» PROVIDED MATERIAL

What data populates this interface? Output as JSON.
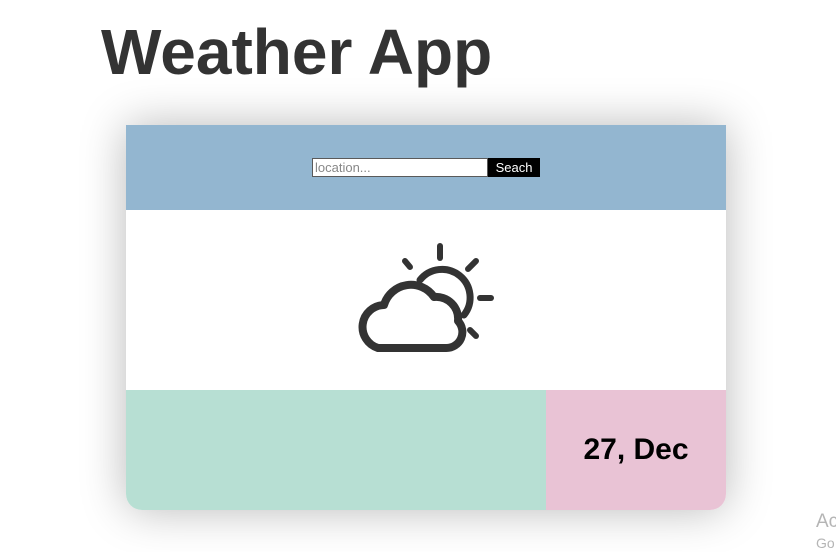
{
  "page": {
    "title": "Weather App"
  },
  "search": {
    "placeholder": "location...",
    "value": "",
    "button_label": "Seach"
  },
  "weather": {
    "icon": "partly-cloudy-icon"
  },
  "info_panel": {
    "text": ""
  },
  "date": {
    "label": "27, Dec"
  },
  "watermark": {
    "line1": "Ac",
    "line2": "Go"
  },
  "colors": {
    "title": "#333333",
    "search_bar_bg": "#93b6d0",
    "info_panel_bg": "#b7dfd3",
    "date_panel_bg": "#e9c3d5",
    "search_button_bg": "#000000",
    "icon_stroke": "#333333"
  }
}
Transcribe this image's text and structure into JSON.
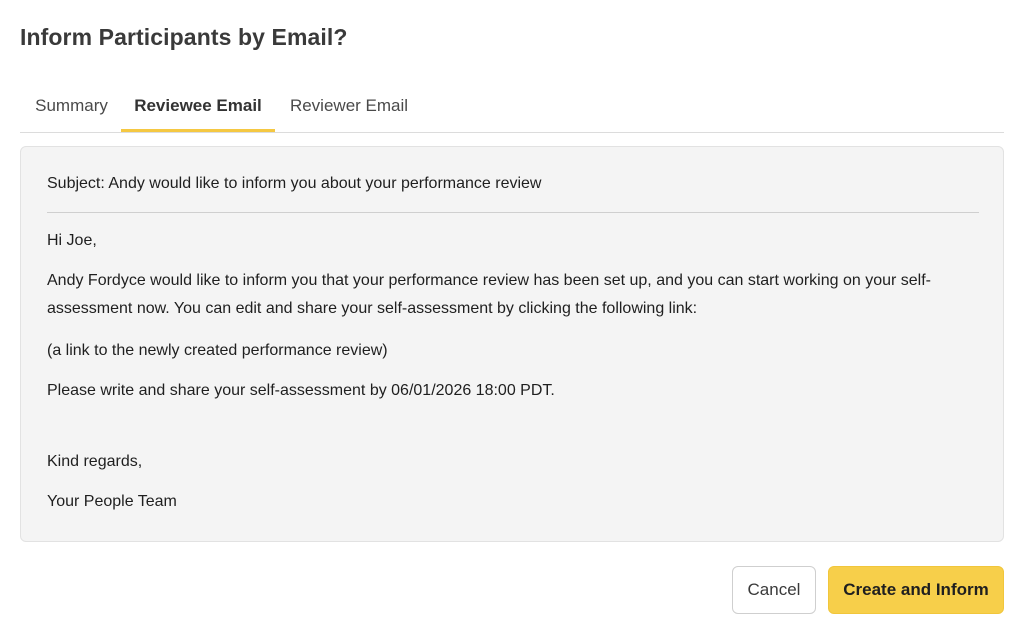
{
  "dialog": {
    "title": "Inform Participants by Email?"
  },
  "tabs": [
    {
      "label": "Summary",
      "active": false
    },
    {
      "label": "Reviewee Email",
      "active": true
    },
    {
      "label": "Reviewer Email",
      "active": false
    }
  ],
  "email": {
    "subject": "Subject: Andy would like to inform you about your performance review",
    "greeting": "Hi Joe,",
    "paragraph": "Andy Fordyce would like to inform you that your performance review has been set up, and you can start working on your self-assessment now. You can edit and share your self-assessment by clicking the following link:",
    "link_text": "(a link to the newly created performance review)",
    "deadline": "Please write and share your self-assessment by 06/01/2026 18:00 PDT.",
    "closing": "Kind regards,",
    "signature": "Your People Team"
  },
  "actions": {
    "cancel_label": "Cancel",
    "primary_label": "Create and Inform"
  },
  "colors": {
    "accent": "#f7cf4a",
    "tab_underline": "#f5c842",
    "email_background": "#f4f4f4"
  }
}
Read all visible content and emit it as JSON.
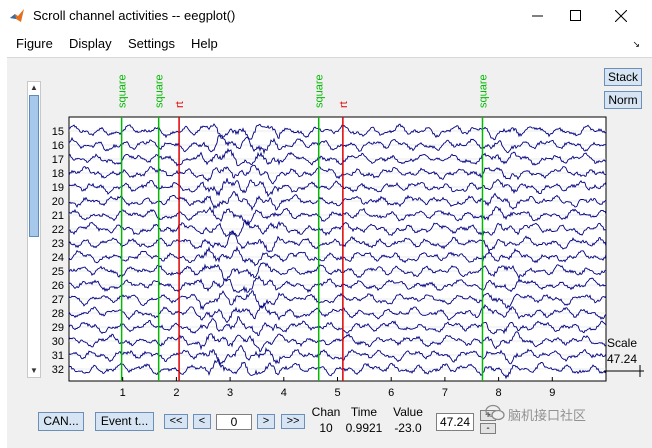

» INSTRUCTION
Answer with one number: how many lines of the entries above include the word "title".

» SOLUTION FOR THIS EXERCISE
3